- EXCERPTED PASSAGE:
I didn’t realize that LibreOffice works like that. In word, you just set the font for one paragraph and the rest of the paragraphs become like that. Working with “high-level” formatting as ajlittoz says isn’t what I’m used to. I was always under the impression that Libre was just like Word but I guess that’s a pretty dumb impression, ha.

Either way, thanks. Your post was what gave me the idea to look in there.

Also, I didn’t know using “docx” files is dangerous. I thought it was one of LibreOffice’s features?

Saving as .docx is a “convenience service”. DOCX and ODF format have not the same specifications. There is an important common intersection between them regarding basic formatting features but, as soon as the requested feature(s) become more elaborate, you meet divergence. Therefore, formatting directives must be translated into another “dialect”. Unfortunately there is no one-to-one correspondence between the primitives. This means the description for the formatting/layout/feature must be approximated. When you reopen the document, this approximation group is again interpreted and you don’t end up with the initial description. The more editing sessions you have, the bigger the differences between what you expect and what you get.

If you really need (must?) send a .docx, convert your document only once at end of the full creation/tuning/optimisation process. There is still approximation but only once. If your recipient returns corrections, don’t work on the returned .docx to avoid corruption. Instead, identify the changes (“Track Changes” feature can help) and add them manually into your .odt original.

In addition, I remind you that M$ Word claims it can read and create .odt (though Micro$oft, as usual, has implemented a non-conforming ODF variant!). So, you can put the blame on your recipients by sending them your .odt and let them assume the divergences.

I believe that what you see is a bug in your old version of LibreOffice.

- LISTED RECORDS:

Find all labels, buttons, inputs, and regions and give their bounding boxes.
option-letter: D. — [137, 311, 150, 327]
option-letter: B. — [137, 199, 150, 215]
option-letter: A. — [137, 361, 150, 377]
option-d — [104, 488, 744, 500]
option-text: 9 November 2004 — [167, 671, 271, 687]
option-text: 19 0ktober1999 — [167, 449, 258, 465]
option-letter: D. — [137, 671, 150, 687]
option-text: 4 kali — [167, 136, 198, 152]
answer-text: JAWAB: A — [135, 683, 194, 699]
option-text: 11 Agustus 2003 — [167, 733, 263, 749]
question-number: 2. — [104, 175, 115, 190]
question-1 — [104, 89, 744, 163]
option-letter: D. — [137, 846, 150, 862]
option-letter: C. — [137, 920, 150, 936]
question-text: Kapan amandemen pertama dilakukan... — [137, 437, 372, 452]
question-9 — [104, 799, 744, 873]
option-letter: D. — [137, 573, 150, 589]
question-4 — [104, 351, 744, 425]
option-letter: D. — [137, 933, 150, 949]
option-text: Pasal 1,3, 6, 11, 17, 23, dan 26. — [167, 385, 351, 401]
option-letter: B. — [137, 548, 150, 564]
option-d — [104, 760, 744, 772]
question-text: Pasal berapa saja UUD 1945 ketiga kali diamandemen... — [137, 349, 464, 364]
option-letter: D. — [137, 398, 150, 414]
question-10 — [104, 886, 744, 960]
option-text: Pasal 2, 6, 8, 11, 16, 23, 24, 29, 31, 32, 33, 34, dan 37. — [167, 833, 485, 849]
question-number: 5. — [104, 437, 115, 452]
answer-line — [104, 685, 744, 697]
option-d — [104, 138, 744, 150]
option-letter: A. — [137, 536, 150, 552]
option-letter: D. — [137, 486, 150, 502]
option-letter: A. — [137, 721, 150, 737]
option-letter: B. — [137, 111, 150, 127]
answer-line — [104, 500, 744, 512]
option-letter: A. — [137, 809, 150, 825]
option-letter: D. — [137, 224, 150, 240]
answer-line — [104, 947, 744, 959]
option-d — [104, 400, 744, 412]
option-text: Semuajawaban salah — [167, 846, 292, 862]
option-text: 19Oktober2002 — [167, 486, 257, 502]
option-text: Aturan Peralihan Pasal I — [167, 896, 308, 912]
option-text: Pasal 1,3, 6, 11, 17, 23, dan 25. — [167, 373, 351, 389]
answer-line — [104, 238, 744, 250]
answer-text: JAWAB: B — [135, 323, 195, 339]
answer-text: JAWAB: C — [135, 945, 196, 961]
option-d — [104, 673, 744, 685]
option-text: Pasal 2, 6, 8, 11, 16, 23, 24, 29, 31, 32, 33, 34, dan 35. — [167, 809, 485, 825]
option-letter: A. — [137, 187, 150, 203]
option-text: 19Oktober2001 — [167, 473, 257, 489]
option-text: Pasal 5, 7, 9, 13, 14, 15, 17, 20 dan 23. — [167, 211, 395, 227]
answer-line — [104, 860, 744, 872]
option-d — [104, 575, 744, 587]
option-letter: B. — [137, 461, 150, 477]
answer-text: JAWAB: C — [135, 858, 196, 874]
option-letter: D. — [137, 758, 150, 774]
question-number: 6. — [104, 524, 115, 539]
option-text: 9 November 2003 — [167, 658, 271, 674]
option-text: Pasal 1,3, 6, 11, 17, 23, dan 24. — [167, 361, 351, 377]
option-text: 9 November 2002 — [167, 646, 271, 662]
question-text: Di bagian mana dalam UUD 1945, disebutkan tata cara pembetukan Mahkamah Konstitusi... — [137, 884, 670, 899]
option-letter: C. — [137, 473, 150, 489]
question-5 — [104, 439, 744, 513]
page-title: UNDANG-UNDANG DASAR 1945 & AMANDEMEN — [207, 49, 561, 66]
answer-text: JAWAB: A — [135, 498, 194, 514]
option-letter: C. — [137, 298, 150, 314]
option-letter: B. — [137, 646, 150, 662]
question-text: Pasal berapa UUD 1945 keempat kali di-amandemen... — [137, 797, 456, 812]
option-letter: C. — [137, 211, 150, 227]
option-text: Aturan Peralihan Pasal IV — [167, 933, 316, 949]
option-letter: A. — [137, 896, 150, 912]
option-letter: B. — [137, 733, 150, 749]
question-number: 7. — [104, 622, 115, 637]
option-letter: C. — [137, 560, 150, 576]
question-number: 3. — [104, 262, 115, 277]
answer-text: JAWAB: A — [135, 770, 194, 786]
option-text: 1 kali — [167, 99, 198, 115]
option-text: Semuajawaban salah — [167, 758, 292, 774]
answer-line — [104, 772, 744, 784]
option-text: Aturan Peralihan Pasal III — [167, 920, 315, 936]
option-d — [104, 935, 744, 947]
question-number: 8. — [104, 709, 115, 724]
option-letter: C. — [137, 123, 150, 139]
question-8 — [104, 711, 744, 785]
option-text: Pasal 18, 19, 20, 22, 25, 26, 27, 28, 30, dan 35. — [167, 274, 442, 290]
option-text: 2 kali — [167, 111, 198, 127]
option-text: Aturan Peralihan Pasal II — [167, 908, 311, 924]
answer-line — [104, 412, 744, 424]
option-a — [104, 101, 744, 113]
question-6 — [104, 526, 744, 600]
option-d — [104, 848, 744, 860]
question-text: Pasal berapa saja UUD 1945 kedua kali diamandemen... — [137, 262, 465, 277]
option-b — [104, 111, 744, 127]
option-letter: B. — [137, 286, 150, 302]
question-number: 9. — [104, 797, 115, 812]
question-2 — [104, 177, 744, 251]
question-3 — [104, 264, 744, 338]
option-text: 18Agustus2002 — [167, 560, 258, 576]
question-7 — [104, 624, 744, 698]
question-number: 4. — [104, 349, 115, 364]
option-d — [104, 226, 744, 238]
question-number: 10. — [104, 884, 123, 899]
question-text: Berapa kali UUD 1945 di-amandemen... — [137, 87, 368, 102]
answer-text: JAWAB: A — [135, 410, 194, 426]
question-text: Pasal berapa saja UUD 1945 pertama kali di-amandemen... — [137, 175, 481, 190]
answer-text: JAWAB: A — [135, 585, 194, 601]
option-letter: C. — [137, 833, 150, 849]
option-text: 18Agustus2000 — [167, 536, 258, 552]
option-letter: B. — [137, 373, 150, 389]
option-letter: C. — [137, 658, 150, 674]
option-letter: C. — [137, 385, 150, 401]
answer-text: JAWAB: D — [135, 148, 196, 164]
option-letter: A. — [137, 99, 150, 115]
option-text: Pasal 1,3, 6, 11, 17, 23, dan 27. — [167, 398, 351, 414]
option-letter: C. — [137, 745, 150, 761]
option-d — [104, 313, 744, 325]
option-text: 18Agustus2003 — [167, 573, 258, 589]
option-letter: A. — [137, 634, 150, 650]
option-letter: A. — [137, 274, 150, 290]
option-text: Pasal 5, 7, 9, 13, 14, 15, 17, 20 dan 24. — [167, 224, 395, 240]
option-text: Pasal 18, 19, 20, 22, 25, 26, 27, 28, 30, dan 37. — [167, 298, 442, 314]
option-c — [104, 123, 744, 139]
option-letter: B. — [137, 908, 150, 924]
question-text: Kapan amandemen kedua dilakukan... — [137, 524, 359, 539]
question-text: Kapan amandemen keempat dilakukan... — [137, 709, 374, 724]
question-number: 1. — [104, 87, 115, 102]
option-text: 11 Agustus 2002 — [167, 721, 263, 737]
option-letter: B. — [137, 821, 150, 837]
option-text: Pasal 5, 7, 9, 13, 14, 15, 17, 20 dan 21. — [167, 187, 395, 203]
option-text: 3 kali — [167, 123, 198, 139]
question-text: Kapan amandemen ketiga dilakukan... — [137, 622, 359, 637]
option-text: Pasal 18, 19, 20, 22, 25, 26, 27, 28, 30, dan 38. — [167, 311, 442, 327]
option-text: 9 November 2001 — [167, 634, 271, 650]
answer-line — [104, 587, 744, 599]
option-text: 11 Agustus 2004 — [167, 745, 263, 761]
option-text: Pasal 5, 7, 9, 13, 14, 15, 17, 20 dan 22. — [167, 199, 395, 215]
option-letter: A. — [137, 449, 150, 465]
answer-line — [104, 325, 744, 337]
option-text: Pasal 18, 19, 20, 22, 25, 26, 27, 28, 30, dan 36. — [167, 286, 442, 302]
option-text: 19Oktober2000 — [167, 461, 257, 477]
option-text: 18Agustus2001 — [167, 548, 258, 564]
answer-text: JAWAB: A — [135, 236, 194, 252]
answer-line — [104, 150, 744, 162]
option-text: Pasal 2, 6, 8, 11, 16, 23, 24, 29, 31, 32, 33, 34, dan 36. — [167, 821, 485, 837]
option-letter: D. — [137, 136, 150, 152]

- WORK REQUIRED:
Return the passage about LibreOffice and .docx files from "If you really" to "assume the divergences.". The records were taken from a different source than the text.

- ANSWER SECTION:
If you really need (must?) send a .docx, convert your document only once at end of the full creation/tuning/optimisation process. There is still approximation but only once. If your recipient returns corrections, don’t work on the returned .docx to avoid corruption. Instead, identify the changes (“Track Changes” feature can help) and add them manually into your .odt original.

In addition, I remind you that M$ Word claims it can read and create .odt (though Micro$oft, as usual, has implemented a non-conforming ODF variant!). So, you can put the blame on your recipients by sending them your .odt and let them assume the divergences.